§ What to produce
Transcribe the data entries without any change, starting at the first line and ending with the line that contains "613, 302, 679]", which is included.

Data entries
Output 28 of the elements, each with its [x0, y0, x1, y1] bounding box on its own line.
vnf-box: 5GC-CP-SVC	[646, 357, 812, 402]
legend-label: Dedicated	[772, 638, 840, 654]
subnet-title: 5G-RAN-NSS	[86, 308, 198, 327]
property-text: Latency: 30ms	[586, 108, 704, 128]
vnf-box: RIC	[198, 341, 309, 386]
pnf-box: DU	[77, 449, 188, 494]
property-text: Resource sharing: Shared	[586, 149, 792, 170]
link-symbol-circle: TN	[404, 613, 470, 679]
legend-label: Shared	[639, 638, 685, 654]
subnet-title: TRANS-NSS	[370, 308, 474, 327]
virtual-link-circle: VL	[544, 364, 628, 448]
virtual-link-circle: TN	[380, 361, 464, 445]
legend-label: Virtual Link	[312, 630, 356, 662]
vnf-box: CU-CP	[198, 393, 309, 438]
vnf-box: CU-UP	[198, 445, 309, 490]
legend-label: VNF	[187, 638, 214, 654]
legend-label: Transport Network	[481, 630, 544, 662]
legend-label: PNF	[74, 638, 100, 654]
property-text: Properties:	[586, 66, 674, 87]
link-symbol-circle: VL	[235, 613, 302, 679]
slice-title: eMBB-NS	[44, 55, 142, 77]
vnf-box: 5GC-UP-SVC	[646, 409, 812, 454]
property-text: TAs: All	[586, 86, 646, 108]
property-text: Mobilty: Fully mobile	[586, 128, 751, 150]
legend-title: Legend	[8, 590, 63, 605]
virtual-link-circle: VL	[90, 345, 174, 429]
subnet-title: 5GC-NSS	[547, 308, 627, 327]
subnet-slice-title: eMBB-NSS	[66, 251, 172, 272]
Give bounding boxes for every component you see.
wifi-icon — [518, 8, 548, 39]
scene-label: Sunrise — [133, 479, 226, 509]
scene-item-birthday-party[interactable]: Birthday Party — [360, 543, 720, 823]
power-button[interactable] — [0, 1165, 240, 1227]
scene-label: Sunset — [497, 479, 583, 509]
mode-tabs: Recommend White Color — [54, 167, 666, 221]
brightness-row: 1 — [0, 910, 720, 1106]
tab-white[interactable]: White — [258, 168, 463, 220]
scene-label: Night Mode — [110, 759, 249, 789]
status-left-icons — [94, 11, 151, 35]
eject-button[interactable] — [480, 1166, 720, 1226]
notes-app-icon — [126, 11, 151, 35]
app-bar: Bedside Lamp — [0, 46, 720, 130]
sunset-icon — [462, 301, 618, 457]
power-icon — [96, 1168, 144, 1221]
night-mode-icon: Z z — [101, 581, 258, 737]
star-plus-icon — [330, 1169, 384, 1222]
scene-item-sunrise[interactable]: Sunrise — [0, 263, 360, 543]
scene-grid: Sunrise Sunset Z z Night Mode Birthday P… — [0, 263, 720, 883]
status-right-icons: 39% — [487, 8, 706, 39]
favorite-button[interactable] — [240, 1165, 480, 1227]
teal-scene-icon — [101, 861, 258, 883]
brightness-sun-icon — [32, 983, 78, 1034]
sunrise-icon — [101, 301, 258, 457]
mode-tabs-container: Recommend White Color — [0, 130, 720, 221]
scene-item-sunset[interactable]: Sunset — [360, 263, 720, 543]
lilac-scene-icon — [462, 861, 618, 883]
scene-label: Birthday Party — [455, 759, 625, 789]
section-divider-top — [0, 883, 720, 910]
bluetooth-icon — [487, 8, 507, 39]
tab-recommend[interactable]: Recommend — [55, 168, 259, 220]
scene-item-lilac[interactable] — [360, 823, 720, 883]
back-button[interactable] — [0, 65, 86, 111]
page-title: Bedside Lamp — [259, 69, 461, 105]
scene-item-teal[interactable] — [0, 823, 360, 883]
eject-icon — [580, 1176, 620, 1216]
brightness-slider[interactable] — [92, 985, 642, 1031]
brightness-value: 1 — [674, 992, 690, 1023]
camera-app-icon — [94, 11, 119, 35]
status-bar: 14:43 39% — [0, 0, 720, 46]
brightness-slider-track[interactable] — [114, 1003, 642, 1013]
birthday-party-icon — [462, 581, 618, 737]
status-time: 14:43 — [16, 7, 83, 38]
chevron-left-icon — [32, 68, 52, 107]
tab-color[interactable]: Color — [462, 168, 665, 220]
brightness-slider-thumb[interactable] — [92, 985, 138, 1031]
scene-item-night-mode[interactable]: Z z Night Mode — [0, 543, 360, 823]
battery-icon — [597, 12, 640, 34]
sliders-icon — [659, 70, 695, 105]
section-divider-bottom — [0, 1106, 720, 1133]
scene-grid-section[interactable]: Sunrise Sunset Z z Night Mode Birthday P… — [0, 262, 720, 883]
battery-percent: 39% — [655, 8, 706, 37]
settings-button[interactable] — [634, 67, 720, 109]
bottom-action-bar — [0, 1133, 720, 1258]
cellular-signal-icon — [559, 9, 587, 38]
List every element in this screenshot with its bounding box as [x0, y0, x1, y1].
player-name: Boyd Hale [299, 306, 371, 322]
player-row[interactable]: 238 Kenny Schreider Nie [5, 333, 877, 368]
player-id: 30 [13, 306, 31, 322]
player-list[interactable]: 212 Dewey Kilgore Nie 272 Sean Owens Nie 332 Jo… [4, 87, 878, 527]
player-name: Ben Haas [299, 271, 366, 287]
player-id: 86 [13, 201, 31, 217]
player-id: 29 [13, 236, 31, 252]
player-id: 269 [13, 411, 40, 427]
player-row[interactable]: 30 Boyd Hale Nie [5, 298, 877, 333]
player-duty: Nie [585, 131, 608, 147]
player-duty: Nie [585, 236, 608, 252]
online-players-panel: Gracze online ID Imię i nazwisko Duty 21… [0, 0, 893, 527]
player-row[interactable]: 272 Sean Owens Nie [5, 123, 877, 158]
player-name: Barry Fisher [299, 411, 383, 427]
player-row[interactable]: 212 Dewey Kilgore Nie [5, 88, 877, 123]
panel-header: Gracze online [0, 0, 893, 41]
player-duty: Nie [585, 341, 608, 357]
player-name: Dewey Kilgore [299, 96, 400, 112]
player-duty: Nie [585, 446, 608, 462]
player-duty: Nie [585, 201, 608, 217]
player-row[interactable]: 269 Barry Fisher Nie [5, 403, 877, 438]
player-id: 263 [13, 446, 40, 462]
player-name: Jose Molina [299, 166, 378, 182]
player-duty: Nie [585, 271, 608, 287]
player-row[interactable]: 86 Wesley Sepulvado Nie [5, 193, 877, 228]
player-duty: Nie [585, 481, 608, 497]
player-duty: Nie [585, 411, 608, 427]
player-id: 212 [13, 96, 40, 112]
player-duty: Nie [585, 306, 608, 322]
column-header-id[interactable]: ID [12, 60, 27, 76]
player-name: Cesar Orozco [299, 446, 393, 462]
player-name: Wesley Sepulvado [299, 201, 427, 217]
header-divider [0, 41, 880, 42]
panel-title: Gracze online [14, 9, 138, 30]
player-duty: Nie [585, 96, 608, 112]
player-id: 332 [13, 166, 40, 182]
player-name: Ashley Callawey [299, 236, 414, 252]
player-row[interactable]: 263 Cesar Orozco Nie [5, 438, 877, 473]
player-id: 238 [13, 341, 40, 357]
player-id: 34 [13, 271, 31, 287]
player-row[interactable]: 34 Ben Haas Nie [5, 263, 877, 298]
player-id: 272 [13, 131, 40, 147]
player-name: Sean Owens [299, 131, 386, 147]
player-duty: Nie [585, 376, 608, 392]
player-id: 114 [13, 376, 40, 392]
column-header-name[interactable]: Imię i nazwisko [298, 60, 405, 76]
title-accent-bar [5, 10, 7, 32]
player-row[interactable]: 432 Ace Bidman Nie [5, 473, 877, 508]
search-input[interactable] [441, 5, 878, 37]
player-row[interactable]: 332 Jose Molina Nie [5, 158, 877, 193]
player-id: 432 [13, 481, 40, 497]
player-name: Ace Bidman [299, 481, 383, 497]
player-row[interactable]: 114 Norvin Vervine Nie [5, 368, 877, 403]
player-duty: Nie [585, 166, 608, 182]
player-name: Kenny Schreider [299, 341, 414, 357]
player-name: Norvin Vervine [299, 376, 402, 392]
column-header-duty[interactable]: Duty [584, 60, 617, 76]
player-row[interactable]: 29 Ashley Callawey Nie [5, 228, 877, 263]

§ Output of the exercise
Output 28 of the elements, each with its [x0, y0, x1, y1] bounding box on its own line.
vnf-box: 5GC-CP-SVC	[646, 357, 812, 402]
legend-label: Dedicated	[772, 638, 840, 654]
subnet-title: 5G-RAN-NSS	[86, 308, 198, 327]
property-text: Latency: 30ms	[586, 108, 704, 128]
vnf-box: RIC	[198, 341, 309, 386]
pnf-box: DU	[77, 449, 188, 494]
property-text: Resource sharing: Shared	[586, 149, 792, 170]
link-symbol-circle: TN	[404, 613, 470, 679]
legend-label: Shared	[639, 638, 685, 654]
subnet-title: TRANS-NSS	[370, 308, 474, 327]
virtual-link-circle: VL	[544, 364, 628, 448]
virtual-link-circle: TN	[380, 361, 464, 445]
legend-label: Virtual Link	[312, 630, 356, 662]
vnf-box: CU-CP	[198, 393, 309, 438]
vnf-box: CU-UP	[198, 445, 309, 490]
legend-label: VNF	[187, 638, 214, 654]
legend-label: Transport Network	[481, 630, 544, 662]
legend-label: PNF	[74, 638, 100, 654]
property-text: Properties:	[586, 66, 674, 87]
link-symbol-circle: VL	[235, 613, 302, 679]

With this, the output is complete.